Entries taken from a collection
****************************************
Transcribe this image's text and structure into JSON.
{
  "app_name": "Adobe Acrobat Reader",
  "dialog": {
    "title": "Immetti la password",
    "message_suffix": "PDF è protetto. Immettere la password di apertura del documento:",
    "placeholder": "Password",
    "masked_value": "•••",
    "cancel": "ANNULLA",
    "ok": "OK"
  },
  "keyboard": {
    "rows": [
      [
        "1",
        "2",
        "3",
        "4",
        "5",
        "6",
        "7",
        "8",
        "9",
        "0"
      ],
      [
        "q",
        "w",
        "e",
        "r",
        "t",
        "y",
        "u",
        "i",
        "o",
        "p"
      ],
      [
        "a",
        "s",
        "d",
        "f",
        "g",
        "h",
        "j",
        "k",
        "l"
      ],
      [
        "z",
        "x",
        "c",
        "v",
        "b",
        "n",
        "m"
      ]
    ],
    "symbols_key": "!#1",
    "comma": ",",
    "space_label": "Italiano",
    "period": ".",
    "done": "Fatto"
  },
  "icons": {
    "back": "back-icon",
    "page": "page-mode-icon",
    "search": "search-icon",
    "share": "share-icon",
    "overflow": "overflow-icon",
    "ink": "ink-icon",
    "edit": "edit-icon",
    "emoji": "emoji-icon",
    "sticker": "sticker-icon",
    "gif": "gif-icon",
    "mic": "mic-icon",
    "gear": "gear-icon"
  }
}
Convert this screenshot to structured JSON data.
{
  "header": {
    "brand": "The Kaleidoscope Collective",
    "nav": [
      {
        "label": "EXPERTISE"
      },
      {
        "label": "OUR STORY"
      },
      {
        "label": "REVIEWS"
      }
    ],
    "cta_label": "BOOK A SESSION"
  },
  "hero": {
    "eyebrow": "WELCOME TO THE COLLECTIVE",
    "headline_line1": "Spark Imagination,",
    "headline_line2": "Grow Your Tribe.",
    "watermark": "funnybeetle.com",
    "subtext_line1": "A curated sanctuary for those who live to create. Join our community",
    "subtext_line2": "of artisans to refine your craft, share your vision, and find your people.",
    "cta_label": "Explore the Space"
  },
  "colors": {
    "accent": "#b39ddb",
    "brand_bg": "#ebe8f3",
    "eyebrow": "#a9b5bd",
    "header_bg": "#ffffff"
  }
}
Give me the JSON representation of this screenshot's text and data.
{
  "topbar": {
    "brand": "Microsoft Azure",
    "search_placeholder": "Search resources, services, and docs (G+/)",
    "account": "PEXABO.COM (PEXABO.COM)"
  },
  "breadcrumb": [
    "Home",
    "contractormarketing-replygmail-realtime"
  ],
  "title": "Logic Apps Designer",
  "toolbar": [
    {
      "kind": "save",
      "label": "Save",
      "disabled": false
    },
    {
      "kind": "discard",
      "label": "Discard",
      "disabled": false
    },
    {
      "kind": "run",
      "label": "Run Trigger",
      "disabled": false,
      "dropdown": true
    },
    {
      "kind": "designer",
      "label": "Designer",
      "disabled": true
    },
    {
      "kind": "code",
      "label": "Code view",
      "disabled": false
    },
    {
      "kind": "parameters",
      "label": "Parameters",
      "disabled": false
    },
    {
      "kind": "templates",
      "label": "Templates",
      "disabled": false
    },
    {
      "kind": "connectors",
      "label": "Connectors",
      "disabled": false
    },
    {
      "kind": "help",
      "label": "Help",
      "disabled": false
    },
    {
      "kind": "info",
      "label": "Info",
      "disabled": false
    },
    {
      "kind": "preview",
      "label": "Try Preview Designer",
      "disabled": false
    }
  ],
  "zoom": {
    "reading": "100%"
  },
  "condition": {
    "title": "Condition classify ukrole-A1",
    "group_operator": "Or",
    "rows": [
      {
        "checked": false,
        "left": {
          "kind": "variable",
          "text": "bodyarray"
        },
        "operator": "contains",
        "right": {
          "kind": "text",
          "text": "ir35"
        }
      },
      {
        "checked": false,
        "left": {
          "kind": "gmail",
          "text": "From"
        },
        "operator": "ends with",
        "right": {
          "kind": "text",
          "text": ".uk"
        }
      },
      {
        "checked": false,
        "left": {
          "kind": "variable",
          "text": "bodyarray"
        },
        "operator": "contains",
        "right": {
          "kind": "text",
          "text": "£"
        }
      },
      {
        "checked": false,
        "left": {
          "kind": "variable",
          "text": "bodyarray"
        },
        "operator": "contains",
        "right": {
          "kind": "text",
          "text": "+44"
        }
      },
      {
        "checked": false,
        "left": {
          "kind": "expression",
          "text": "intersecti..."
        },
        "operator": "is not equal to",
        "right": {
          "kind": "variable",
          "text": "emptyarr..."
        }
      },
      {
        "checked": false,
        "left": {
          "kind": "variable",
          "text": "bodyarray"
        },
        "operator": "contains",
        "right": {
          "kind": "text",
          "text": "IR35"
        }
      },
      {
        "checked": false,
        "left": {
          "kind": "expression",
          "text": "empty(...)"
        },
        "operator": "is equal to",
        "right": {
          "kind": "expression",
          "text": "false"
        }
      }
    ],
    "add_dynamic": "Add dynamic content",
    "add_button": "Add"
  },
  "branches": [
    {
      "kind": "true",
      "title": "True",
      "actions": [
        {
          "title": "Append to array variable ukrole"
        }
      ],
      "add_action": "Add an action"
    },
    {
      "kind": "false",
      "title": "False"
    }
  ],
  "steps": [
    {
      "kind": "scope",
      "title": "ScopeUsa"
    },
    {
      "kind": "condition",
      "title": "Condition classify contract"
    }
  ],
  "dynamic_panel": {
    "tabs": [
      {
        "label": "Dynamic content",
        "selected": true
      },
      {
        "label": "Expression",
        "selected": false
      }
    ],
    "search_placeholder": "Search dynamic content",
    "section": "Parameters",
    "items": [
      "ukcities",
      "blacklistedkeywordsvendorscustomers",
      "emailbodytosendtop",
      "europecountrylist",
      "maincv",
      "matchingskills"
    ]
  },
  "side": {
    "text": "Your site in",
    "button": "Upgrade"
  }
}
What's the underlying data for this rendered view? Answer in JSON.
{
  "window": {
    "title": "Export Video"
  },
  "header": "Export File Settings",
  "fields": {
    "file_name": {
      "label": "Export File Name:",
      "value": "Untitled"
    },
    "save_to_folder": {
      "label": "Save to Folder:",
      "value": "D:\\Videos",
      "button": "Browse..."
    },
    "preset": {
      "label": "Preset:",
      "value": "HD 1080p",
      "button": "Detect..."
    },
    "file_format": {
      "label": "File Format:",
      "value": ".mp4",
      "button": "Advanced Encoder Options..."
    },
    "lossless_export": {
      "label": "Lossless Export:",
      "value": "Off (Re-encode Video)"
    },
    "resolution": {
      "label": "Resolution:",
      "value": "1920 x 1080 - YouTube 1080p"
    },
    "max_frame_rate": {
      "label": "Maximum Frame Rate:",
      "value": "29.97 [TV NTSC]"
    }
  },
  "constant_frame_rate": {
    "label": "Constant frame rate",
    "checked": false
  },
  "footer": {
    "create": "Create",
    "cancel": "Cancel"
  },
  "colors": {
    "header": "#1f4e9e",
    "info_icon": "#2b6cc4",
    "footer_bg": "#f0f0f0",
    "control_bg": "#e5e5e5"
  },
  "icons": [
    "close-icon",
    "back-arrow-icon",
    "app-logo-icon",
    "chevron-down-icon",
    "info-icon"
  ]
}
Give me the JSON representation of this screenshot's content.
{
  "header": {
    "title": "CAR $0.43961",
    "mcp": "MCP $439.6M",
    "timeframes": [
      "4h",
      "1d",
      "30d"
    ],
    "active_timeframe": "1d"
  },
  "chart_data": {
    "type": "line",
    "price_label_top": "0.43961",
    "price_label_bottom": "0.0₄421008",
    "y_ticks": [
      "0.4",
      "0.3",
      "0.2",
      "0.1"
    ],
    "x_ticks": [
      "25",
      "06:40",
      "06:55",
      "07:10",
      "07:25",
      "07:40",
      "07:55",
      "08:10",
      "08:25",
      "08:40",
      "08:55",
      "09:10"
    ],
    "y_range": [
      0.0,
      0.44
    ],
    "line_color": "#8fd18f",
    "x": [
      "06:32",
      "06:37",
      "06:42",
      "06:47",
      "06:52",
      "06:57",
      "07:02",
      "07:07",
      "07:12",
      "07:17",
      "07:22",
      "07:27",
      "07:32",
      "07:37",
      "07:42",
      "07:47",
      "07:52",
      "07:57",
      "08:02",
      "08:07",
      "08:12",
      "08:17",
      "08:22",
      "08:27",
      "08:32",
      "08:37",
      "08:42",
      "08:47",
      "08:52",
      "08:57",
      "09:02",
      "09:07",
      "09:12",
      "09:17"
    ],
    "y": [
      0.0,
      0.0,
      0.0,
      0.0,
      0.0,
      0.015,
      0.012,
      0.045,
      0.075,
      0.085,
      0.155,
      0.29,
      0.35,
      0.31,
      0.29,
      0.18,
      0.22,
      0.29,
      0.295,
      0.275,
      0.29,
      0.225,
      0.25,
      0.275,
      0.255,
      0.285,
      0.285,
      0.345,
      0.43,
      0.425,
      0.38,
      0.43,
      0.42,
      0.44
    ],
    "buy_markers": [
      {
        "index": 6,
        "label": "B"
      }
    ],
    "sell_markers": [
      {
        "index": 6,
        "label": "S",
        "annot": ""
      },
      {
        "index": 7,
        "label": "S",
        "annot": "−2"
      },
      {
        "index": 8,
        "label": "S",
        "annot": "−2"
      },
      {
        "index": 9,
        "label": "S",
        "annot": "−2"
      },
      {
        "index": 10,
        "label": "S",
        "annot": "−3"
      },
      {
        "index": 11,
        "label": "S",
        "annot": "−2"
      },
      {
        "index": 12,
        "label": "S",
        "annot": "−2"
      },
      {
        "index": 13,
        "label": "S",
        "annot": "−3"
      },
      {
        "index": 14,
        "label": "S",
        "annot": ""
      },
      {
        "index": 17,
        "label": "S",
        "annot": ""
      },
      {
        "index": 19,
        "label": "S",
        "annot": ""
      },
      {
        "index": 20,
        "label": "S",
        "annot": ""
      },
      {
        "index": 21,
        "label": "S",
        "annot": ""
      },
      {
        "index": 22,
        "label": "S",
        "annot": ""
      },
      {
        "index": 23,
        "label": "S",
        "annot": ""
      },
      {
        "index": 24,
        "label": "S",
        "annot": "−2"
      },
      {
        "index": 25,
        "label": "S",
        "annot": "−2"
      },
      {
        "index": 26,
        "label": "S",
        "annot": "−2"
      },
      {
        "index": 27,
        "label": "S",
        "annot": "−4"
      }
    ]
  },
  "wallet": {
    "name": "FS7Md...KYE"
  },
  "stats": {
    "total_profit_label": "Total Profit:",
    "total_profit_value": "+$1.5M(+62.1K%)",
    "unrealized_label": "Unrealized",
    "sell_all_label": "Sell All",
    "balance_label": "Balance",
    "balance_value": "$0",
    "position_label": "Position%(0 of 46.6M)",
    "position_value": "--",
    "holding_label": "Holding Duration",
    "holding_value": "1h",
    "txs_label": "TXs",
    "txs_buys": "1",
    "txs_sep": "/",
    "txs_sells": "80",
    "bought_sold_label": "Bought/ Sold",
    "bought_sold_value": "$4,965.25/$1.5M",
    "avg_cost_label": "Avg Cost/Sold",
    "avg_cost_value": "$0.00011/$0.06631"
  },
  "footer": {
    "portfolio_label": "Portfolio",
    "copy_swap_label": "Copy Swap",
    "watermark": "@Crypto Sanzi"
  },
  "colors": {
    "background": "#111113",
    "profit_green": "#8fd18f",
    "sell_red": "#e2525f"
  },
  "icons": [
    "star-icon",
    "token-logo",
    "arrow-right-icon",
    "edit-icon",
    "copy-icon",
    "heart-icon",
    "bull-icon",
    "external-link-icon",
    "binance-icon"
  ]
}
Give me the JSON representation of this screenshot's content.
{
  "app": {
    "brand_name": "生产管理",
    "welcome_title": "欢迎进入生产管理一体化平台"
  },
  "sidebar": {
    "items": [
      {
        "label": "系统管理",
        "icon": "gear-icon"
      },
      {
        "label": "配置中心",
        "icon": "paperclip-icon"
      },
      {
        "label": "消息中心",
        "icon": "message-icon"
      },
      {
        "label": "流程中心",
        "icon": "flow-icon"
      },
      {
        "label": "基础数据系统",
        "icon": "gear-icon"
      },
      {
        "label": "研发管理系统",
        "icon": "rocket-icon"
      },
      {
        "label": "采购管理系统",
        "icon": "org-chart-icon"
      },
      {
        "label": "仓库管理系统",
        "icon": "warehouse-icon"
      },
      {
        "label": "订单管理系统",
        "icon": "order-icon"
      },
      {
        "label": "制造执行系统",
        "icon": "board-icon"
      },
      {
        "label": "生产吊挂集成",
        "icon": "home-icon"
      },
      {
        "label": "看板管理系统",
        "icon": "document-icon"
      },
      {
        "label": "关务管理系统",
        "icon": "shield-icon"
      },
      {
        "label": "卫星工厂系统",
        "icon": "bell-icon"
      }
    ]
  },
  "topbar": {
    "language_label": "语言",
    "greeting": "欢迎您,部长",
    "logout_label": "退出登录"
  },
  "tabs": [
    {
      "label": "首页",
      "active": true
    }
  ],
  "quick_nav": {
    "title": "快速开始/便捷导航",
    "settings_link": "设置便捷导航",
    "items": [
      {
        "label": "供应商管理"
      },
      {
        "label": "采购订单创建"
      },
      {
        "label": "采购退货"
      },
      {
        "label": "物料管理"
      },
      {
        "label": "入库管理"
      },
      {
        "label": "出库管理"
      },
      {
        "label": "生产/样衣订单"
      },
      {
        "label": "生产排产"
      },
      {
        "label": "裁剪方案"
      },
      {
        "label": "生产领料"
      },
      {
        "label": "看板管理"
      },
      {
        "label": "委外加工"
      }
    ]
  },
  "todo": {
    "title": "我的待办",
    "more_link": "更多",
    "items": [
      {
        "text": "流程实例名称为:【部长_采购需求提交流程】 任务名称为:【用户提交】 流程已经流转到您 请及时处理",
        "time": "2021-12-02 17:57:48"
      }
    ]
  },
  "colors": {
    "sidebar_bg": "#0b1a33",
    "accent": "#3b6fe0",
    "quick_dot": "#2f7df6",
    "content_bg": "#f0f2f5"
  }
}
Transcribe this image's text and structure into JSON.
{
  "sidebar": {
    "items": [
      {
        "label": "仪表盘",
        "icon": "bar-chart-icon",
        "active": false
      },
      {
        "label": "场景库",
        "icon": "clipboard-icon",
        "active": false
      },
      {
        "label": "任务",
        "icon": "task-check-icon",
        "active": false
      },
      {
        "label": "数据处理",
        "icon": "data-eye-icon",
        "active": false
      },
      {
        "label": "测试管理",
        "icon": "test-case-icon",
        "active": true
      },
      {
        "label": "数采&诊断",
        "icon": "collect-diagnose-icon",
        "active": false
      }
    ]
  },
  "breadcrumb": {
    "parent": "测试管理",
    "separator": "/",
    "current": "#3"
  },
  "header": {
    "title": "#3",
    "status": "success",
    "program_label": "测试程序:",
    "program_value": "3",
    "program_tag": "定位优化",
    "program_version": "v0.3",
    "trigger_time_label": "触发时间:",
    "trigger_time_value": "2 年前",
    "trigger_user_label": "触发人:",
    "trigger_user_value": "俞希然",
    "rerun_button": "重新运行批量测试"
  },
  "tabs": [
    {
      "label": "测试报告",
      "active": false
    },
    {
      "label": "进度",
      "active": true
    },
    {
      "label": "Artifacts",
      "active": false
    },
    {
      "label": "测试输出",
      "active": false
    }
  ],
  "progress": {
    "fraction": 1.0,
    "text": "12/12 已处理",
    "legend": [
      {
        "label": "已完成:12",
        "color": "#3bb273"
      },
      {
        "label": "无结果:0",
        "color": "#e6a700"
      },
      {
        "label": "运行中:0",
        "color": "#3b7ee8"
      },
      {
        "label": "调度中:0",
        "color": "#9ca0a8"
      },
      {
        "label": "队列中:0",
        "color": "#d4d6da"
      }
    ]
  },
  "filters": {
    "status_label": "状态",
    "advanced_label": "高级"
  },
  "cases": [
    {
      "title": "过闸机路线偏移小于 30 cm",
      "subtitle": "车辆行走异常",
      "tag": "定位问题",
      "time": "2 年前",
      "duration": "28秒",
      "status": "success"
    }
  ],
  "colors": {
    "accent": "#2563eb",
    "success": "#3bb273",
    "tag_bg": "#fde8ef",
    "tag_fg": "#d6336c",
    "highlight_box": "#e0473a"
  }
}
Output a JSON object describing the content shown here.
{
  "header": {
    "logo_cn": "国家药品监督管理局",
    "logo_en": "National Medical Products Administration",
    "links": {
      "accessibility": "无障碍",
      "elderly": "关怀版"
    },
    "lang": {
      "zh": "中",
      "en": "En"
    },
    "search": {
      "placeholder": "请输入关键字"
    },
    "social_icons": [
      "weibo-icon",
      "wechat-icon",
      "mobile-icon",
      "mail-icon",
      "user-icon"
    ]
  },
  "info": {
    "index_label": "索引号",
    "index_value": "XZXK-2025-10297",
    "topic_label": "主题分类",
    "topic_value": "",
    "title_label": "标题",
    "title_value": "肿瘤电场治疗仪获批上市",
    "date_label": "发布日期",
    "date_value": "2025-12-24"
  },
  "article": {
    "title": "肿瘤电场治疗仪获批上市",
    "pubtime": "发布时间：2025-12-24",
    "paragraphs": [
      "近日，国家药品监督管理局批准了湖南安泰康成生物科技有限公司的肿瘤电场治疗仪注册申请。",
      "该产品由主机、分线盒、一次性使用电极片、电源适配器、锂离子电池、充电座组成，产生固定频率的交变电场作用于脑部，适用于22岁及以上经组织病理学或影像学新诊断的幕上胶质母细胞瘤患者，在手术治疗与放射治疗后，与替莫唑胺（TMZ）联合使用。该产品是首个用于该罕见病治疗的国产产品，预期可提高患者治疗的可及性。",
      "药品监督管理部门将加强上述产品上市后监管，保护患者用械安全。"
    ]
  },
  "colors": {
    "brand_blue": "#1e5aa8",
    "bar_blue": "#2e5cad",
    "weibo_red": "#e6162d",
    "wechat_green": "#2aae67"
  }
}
****************************************
Written exercise
Look through the data above. Find each line with the string "JSON" and copy it.

Result for this task
Transcribe this image's text and structure into JSON.
Convert this screenshot to structured JSON data.
Give me the JSON representation of this screenshot's text and data.
What's the underlying data for this rendered view? Answer in JSON.
Give me the JSON representation of this screenshot's content.
Give me the JSON representation of this screenshot's content.
Transcribe this image's text and structure into JSON.
Output a JSON object describing the content shown here.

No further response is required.